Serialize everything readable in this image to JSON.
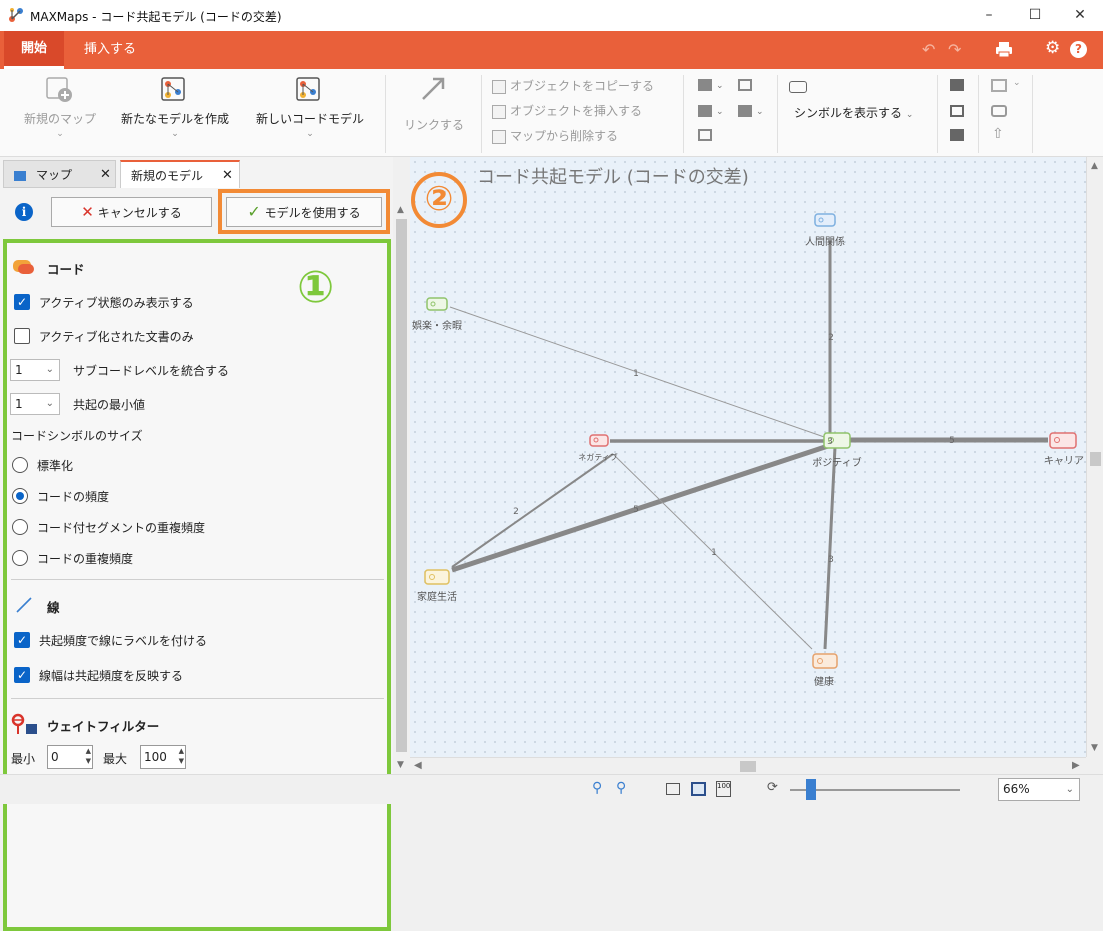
{
  "window": {
    "title": "MAXMaps - コード共起モデル (コードの交差)"
  },
  "ribbon_tabs": {
    "start": "開始",
    "insert": "挿入する"
  },
  "ribbon": {
    "new_map": "新規のマップ",
    "new_model": "新たなモデルを作成",
    "new_code_model": "新しいコードモデル",
    "link": "リンクする",
    "copy_object": "オブジェクトをコピーする",
    "insert_object": "オブジェクトを挿入する",
    "delete_from_map": "マップから削除する",
    "show_symbol": "シンボルを表示する"
  },
  "panel": {
    "tabs": {
      "map": "マップ",
      "new_model": "新規のモデル"
    },
    "cancel": "キャンセルする",
    "use_model": "モデルを使用する",
    "markers": {
      "one": "①",
      "two": "②"
    },
    "code_section": {
      "title": "コード",
      "active_only": "アクティブ状態のみ表示する",
      "active_docs_only": "アクティブ化された文書のみ",
      "subcode_level_value": "1",
      "subcode_level_label": "サブコードレベルを統合する",
      "min_cooccur_value": "1",
      "min_cooccur_label": "共起の最小値",
      "symbol_size_label": "コードシンボルのサイズ",
      "opt_standard": "標準化",
      "opt_code_freq": "コードの頻度",
      "opt_segment_freq": "コード付セグメントの重複頻度",
      "opt_overlap_freq": "コードの重複頻度"
    },
    "line_section": {
      "title": "線",
      "label_lines": "共起頻度で線にラベルを付ける",
      "width_reflects": "線幅は共起頻度を反映する"
    },
    "weight_section": {
      "title": "ウェイトフィルター",
      "min_label": "最小",
      "min_value": "0",
      "max_label": "最大",
      "max_value": "100"
    }
  },
  "canvas": {
    "title": "コード共起モデル (コードの交差)",
    "nodes": {
      "ningen": "人間関係",
      "goraku": "娯楽・余暇",
      "negative": "ネガティブ",
      "positive": "ポジティブ",
      "career": "キャリア",
      "katei": "家庭生活",
      "kenko": "健康"
    },
    "edge_labels": {
      "ningen_positive": "2",
      "goraku_positive": "1",
      "negative_positive": "3",
      "positive_career": "5",
      "negative_katei": "2",
      "katei_positive": "5",
      "negative_kenko": "1",
      "positive_kenko": "3"
    }
  },
  "status": {
    "zoom": "66%"
  },
  "colors": {
    "accent": "#e9603a",
    "highlight_green": "#7ec83c",
    "highlight_orange": "#f28a35"
  }
}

**Your instructions:** Reproduce the material in its entirety and word for word, without the pictures.

**Answer below:**
Serialize everything readable in this image to JSON.
{
  "window": {
    "title": "MAXMaps - コード共起モデル (コードの交差)"
  },
  "ribbon_tabs": {
    "start": "開始",
    "insert": "挿入する"
  },
  "ribbon": {
    "new_map": "新規のマップ",
    "new_model": "新たなモデルを作成",
    "new_code_model": "新しいコードモデル",
    "link": "リンクする",
    "copy_object": "オブジェクトをコピーする",
    "insert_object": "オブジェクトを挿入する",
    "delete_from_map": "マップから削除する",
    "show_symbol": "シンボルを表示する"
  },
  "panel": {
    "tabs": {
      "map": "マップ",
      "new_model": "新規のモデル"
    },
    "cancel": "キャンセルする",
    "use_model": "モデルを使用する",
    "markers": {
      "one": "①",
      "two": "②"
    },
    "code_section": {
      "title": "コード",
      "active_only": "アクティブ状態のみ表示する",
      "active_docs_only": "アクティブ化された文書のみ",
      "subcode_level_value": "1",
      "subcode_level_label": "サブコードレベルを統合する",
      "min_cooccur_value": "1",
      "min_cooccur_label": "共起の最小値",
      "symbol_size_label": "コードシンボルのサイズ",
      "opt_standard": "標準化",
      "opt_code_freq": "コードの頻度",
      "opt_segment_freq": "コード付セグメントの重複頻度",
      "opt_overlap_freq": "コードの重複頻度"
    },
    "line_section": {
      "title": "線",
      "label_lines": "共起頻度で線にラベルを付ける",
      "width_reflects": "線幅は共起頻度を反映する"
    },
    "weight_section": {
      "title": "ウェイトフィルター",
      "min_label": "最小",
      "min_value": "0",
      "max_label": "最大",
      "max_value": "100"
    }
  },
  "canvas": {
    "title": "コード共起モデル (コードの交差)",
    "nodes": {
      "ningen": "人間関係",
      "goraku": "娯楽・余暇",
      "negative": "ネガティブ",
      "positive": "ポジティブ",
      "career": "キャリア",
      "katei": "家庭生活",
      "kenko": "健康"
    },
    "edge_labels": {
      "ningen_positive": "2",
      "goraku_positive": "1",
      "negative_positive": "3",
      "positive_career": "5",
      "negative_katei": "2",
      "katei_positive": "5",
      "negative_kenko": "1",
      "positive_kenko": "3"
    }
  },
  "status": {
    "zoom": "66%"
  },
  "colors": {
    "accent": "#e9603a",
    "highlight_green": "#7ec83c",
    "highlight_orange": "#f28a35"
  }
}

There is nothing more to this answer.